#### Source records

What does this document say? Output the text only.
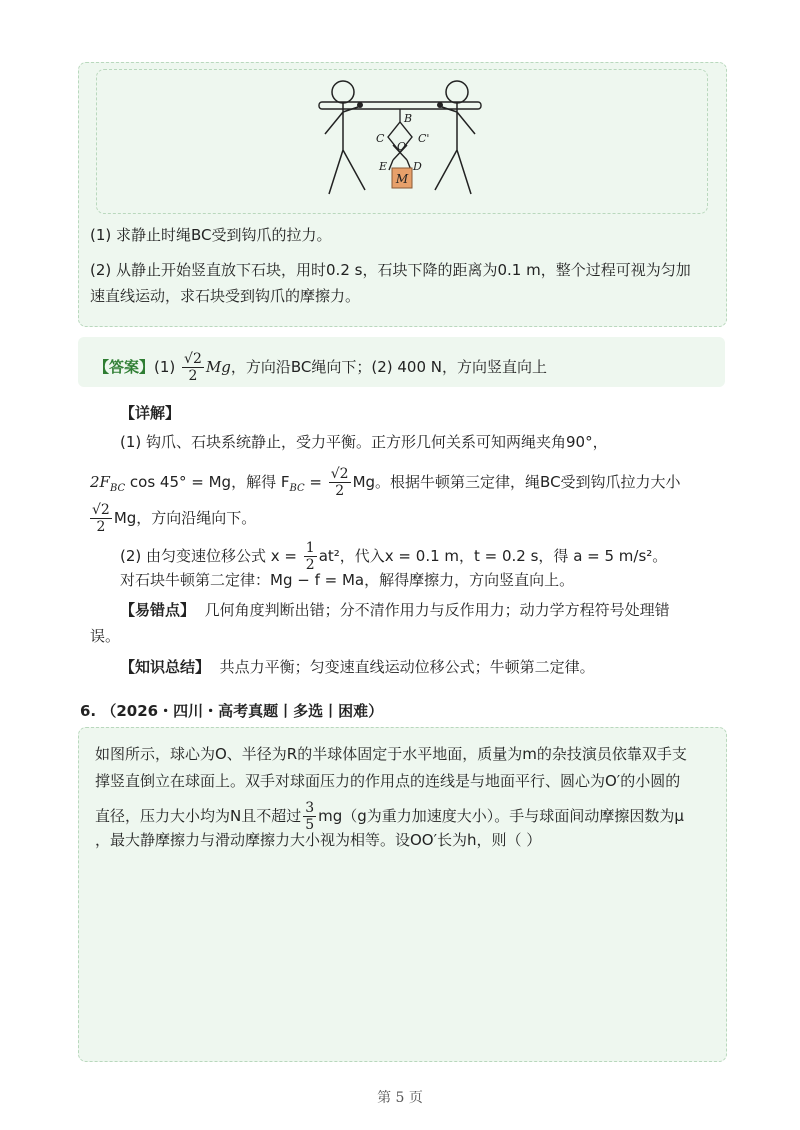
M
B
C	C'
O
E D
(1) 求静止时绳BC受到钩爪的拉力。
(2) 从静止开始竖直放下石块，用时0.2 s，石块下降的距离为0.1 m，整个过程可视为匀加
速直线运动，求石块受到钩爪的摩擦力。
【答案】$(1) \frac{√2}{2}$ Mg，方向沿BC绳向下；(2) 400 N，方向竖直向上
【详解】
(1) 钩爪、石块系统静止，受力平衡。正方形几何关系可知两绳夹角90°，
$2F_{BC}$ cos 45° = Mg，解得 $F_{BC} = \frac{√2}{2}$ Mg。根据牛顿第三定律，绳BC受到钩爪拉力大小
$\frac{√2}{2}$ Mg，方向沿绳向下。
(2) 由匀变速位移公式 $x = \frac{1}{2} at^2$，代入x = 0.1 m，t = 0.2 s，得 a = 5 m/s²。
对石块牛顿第二定律：Mg − f = Ma，解得摩擦力，方向竖直向上。
【易错点】 几何角度判断出错；分不清作用力与反作用力；动力学方程符号处理错
误。
【知识总结】 共点力平衡；匀变速直线运动位移公式；牛顿第二定律。
6. （2026・四川・高考真题丨多选丨困难）
如图所示，球心为O、半径为R的半球体固定于水平地面，质量为m的杂技演员依靠双手支
撑竖直倒立在球面上。双手对球面压力的作用点的连线是与地面平行、圆心为O′的小圆的
直径，压力大小均为N且不超过 $\frac{3}{5} mg(g$为重力加速度大小）。手与球面间动摩擦因数为μ
，最大静摩擦力与滑动摩擦力大小视为相等。设OO′长为h，则（ ）
第 5 页
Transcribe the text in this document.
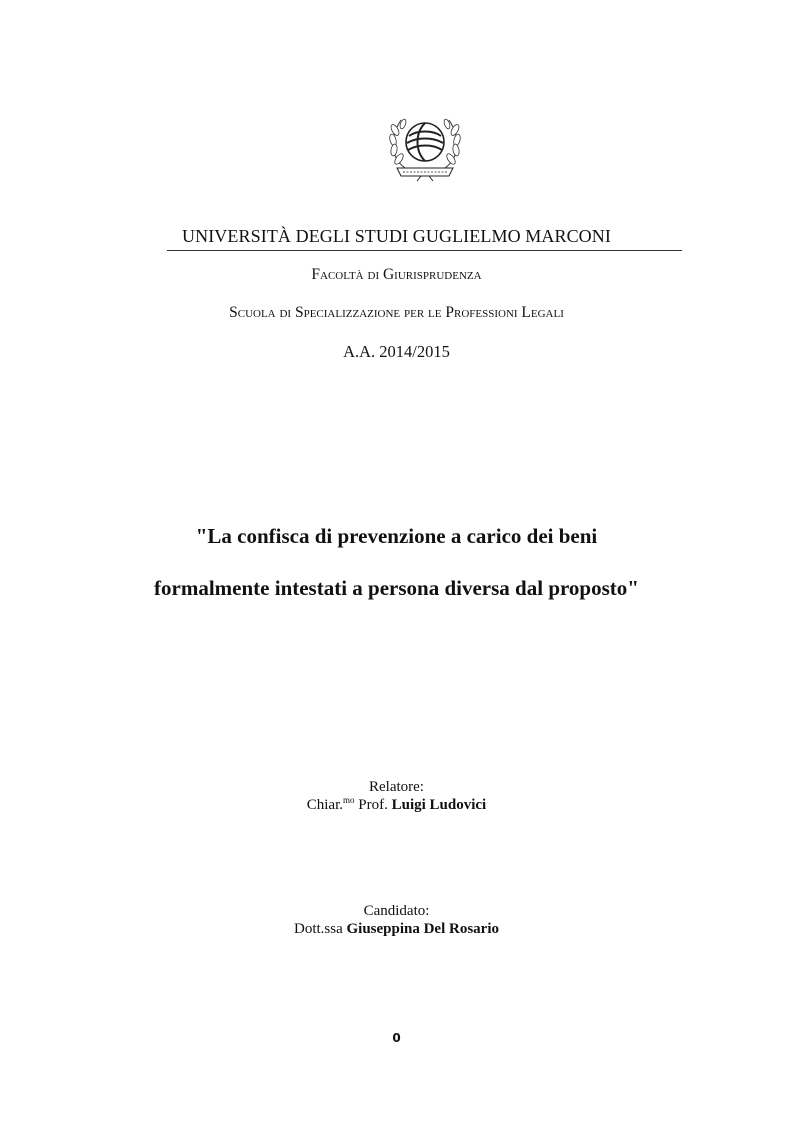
UNIVERSITÀ DEGLI STUDI GUGLIELMO MARCONI
Facoltà di Giurisprudenza
Scuola di Specializzazione per le Professioni Legali
A.A. 2014/2015
"La confisca di prevenzione a carico dei beni
formalmente intestati a persona diversa dal proposto"
Relatore:
Chiar.$^{mo}$ Prof. Luigi Ludovici
Candidato:
Dott.ssa Giuseppina Del Rosario
0
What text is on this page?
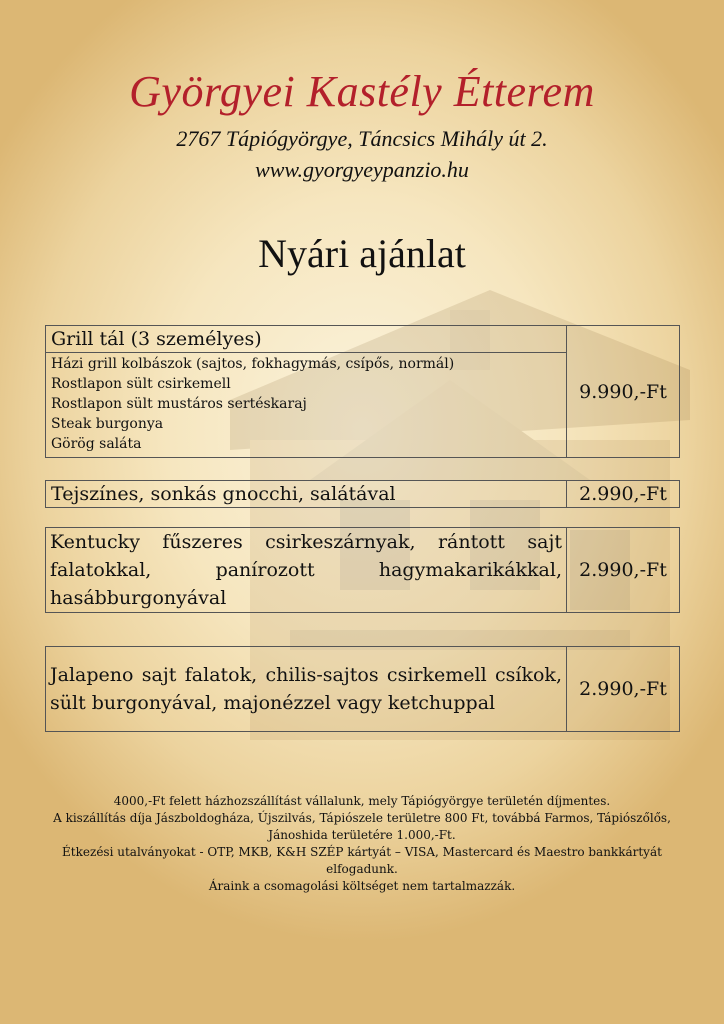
Györgyei Kastély Étterem
2767 Tápiógyörgye, Táncsics Mihály út 2.
www.gyorgyeypanzio.hu
Nyári ajánlat
Grill tál (3 személyes)
Házi grill kolbászok (sajtos, fokhagymás, csípős, normál)
Rostlapon sült csirkemell
Rostlapon sült mustáros sertéskaraj
Steak burgonya
Görög saláta
	9.990,-Ft
Tejszínes, sonkás gnocchi, salátával	2.990,-Ft
Kentucky fűszeres csirkeszárnyak, rántott sajt falatokkal, panírozott hagymakarikákkal, hasábburgonyával	2.990,-Ft
Jalapeno sajt falatok, chilis-sajtos csirkemell csíkok, sült burgonyával, majonézzel vagy ketchuppal	2.990,-Ft

4000,-Ft felett házhozszállítást vállalunk, mely Tápiógyörgye területén díjmentes.

A kiszállítás díja Jászboldogháza, Újszilvás, Tápiószele területre 800 Ft, továbbá Farmos, Tápiószőlős, Jánoshida területére 1.000,-Ft.

Étkezési utalványokat - OTP, MKB, K&H SZÉP kártyát – VISA, Mastercard és Maestro bankkártyát elfogadunk.

Áraink a csomagolási költséget nem tartalmazzák.
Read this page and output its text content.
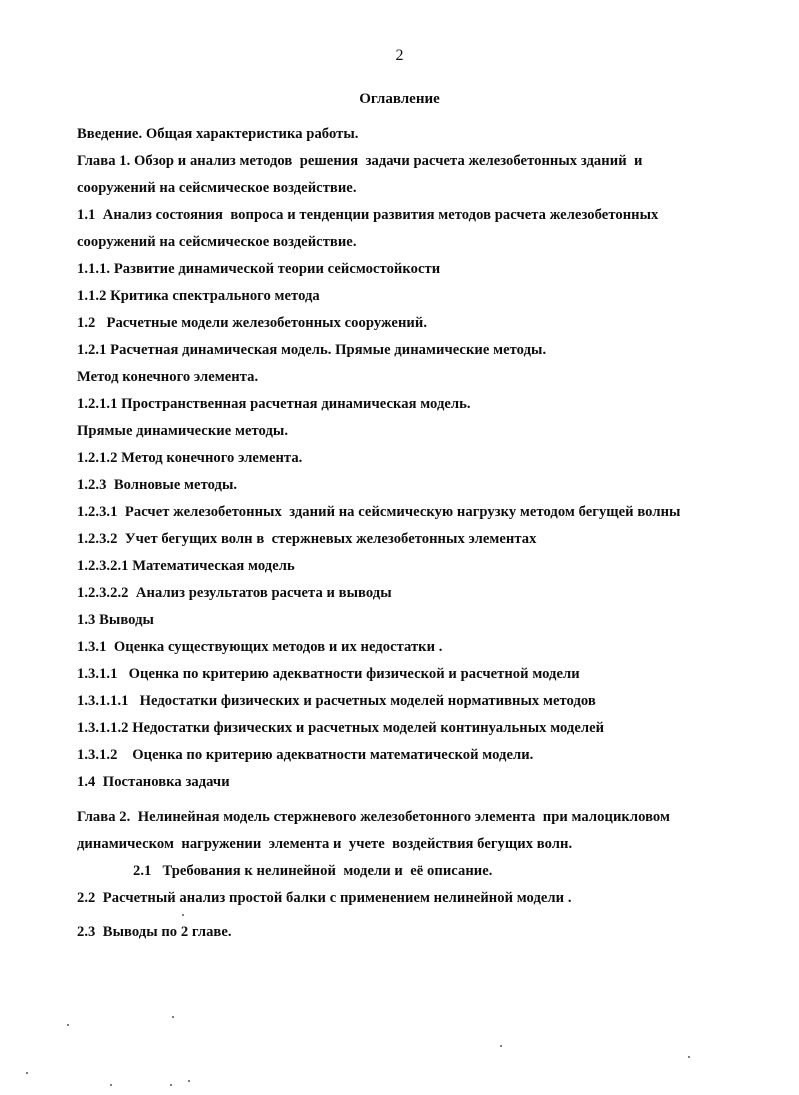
2
Оглавление
Введение. Общая характеристика работы.
Глава 1. Обзор и анализ методов  решения  задачи расчета железобетонных зданий  и
сооружений на сейсмическое воздействие.
1.1  Анализ состояния  вопроса и тенденции развития методов расчета железобетонных
сооружений на сейсмическое воздействие.
1.1.1. Развитие динамической теории сейсмостойкости
1.1.2 Критика спектрального метода
1.2   Расчетные модели железобетонных сооружений.
1.2.1 Расчетная динамическая модель. Прямые динамические методы.
Метод конечного элемента.
1.2.1.1 Пространственная расчетная динамическая модель.
Прямые динамические методы.
1.2.1.2 Метод конечного элемента.
1.2.3  Волновые методы.
1.2.3.1  Расчет железобетонных  зданий на сейсмическую нагрузку методом бегущей волны
1.2.3.2  Учет бегущих волн в  стержневых железобетонных элементах
1.2.3.2.1 Математическая модель
1.2.3.2.2  Анализ результатов расчета и выводы
1.3 Выводы
1.3.1  Оценка существующих методов и их недостатки .
1.3.1.1   Оценка по критерию адекватности физической и расчетной модели
1.3.1.1.1   Недостатки физических и расчетных моделей нормативных методов
1.3.1.1.2 Недостатки физических и расчетных моделей континуальных моделей
1.3.1.2    Оценка по критерию адекватности математической модели.
1.4  Постановка задачи
Глава 2.  Нелинейная модель стержневого железобетонного элемента  при малоцикловом
динамическом  нагружении  элемента и  учете  воздействия бегущих волн.
2.1   Требования к нелинейной  модели и  её описание.
2.2  Расчетный анализ простой балки с применением нелинейной модели .
2.3  Выводы по 2 главе.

#### Exercise
Tally up the lines in the records containing the word "модель", then give the count and nothing else.

#### Task output
4